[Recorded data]
==============================
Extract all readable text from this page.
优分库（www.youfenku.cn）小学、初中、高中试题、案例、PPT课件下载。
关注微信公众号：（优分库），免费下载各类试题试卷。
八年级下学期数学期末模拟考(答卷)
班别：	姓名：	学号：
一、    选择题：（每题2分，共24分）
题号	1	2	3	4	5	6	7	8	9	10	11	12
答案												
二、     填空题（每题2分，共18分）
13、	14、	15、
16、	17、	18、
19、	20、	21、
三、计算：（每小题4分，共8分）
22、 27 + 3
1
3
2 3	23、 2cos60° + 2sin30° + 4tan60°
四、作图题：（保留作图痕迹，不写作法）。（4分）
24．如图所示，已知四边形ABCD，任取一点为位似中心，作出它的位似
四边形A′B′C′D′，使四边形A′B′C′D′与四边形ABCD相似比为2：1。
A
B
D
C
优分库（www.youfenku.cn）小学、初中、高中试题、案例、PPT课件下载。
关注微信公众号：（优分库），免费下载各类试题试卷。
==============================
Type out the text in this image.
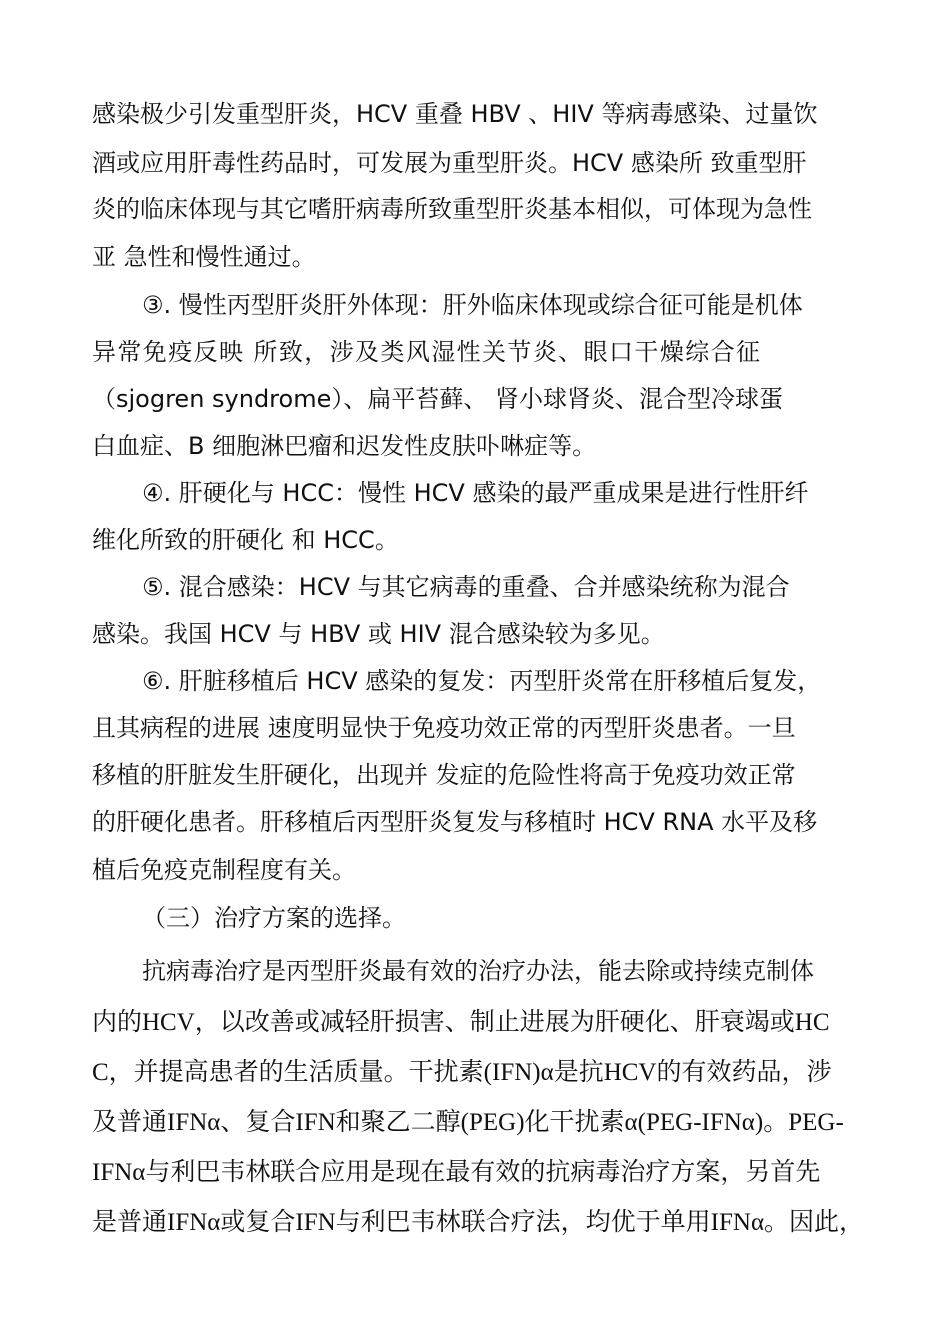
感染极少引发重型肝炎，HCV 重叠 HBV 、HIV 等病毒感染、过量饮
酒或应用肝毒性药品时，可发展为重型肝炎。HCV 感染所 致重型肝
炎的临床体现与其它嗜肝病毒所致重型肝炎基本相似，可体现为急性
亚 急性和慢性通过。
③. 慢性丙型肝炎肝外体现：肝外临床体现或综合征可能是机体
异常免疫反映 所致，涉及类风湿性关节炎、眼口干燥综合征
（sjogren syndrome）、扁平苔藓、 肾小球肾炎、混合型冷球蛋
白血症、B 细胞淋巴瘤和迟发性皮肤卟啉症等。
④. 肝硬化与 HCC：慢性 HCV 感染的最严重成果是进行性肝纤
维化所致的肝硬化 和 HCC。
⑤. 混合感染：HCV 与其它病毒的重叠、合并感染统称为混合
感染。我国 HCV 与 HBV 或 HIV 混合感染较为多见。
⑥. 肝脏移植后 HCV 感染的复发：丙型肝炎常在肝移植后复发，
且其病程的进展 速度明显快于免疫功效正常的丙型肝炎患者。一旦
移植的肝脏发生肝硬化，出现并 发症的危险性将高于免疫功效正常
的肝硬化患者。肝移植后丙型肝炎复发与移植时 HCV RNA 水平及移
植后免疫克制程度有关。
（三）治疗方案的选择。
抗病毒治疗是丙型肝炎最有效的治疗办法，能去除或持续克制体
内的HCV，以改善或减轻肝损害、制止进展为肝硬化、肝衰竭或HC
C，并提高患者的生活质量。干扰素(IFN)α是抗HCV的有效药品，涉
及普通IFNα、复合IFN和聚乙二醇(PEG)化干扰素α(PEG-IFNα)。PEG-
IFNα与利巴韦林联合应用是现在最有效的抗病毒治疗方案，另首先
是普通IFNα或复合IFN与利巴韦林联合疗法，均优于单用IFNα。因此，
==============================
_REQUIREMENT_. Pull every line containing the word "text" out of the material.

_EXERCISE RESPONSE_.
Extract all readable text from this page.
Type out the text in this image.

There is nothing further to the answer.